>> Start Information given

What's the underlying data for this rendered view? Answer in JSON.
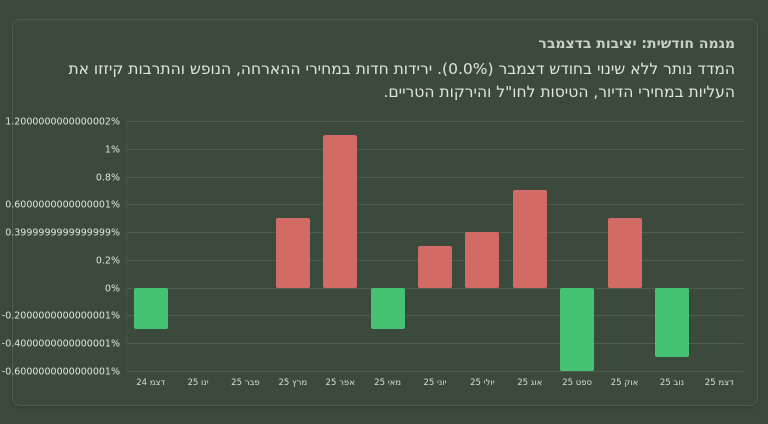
{
  "card": {
    "title": "מגמה חודשית: יציבות בדצמבר",
    "description": "המדד נותר ללא שינוי בחודש דצמבר (0.0%). ירידות חדות במחירי ההארחה, הנופש והתרבות קיזזו את העליות במחירי הדיור, הטיסות לחו\"ל והירקות הטריים."
  },
  "colors": {
    "background": "#3c4a3e",
    "positive_bar": "#d26a66",
    "negative_bar": "#46c372",
    "gridline": "#4f5d51",
    "text": "#e0e4e0"
  },
  "chart_data": {
    "type": "bar",
    "title": "מגמה חודשית: יציבות בדצמבר",
    "xlabel": "",
    "ylabel": "",
    "categories": [
      "דצמ 24",
      "ינו 25",
      "פבר 25",
      "מרץ 25",
      "אפר 25",
      "מאי 25",
      "יוני 25",
      "יולי 25",
      "אוג 25",
      "ספט 25",
      "אוק 25",
      "נוב 25",
      "דצמ 25"
    ],
    "values": [
      -0.3,
      0,
      0,
      0.5,
      1.1,
      -0.3,
      0.3,
      0.4,
      0.7,
      -0.6,
      0.5,
      -0.5,
      0
    ],
    "ylim": [
      -0.6,
      1.2
    ],
    "yticks": [
      1.2,
      1.0,
      0.8,
      0.6,
      0.4,
      0.2,
      0,
      -0.2,
      -0.4,
      -0.6
    ],
    "ytick_labels": [
      "1.2000000000000002%",
      "1%",
      "0.8%",
      "0.6000000000000001%",
      "0.3999999999999999%",
      "0.2%",
      "0%",
      "-0.2000000000000001%",
      "-0.4000000000000001%",
      "-0.6000000000000001%"
    ],
    "grid": true,
    "legend": null,
    "color_rule": "positive values red, negative values green"
  }
}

>> End Information given

Your instructions:
The records shown above are to be repeated exactly, with the pictures left out.

Solved exercise:
What's the underlying data for this rendered view? Answer in JSON.
{
  "card": {
    "title": "מגמה חודשית: יציבות בדצמבר",
    "description": "המדד נותר ללא שינוי בחודש דצמבר (0.0%). ירידות חדות במחירי ההארחה, הנופש והתרבות קיזזו את העליות במחירי הדיור, הטיסות לחו\"ל והירקות הטריים."
  },
  "colors": {
    "background": "#3c4a3e",
    "positive_bar": "#d26a66",
    "negative_bar": "#46c372",
    "gridline": "#4f5d51",
    "text": "#e0e4e0"
  },
  "chart_data": {
    "type": "bar",
    "title": "מגמה חודשית: יציבות בדצמבר",
    "xlabel": "",
    "ylabel": "",
    "categories": [
      "דצמ 24",
      "ינו 25",
      "פבר 25",
      "מרץ 25",
      "אפר 25",
      "מאי 25",
      "יוני 25",
      "יולי 25",
      "אוג 25",
      "ספט 25",
      "אוק 25",
      "נוב 25",
      "דצמ 25"
    ],
    "values": [
      -0.3,
      0,
      0,
      0.5,
      1.1,
      -0.3,
      0.3,
      0.4,
      0.7,
      -0.6,
      0.5,
      -0.5,
      0
    ],
    "ylim": [
      -0.6,
      1.2
    ],
    "yticks": [
      1.2,
      1.0,
      0.8,
      0.6,
      0.4,
      0.2,
      0,
      -0.2,
      -0.4,
      -0.6
    ],
    "ytick_labels": [
      "1.2000000000000002%",
      "1%",
      "0.8%",
      "0.6000000000000001%",
      "0.3999999999999999%",
      "0.2%",
      "0%",
      "-0.2000000000000001%",
      "-0.4000000000000001%",
      "-0.6000000000000001%"
    ],
    "grid": true,
    "legend": null,
    "color_rule": "positive values red, negative values green"
  }
}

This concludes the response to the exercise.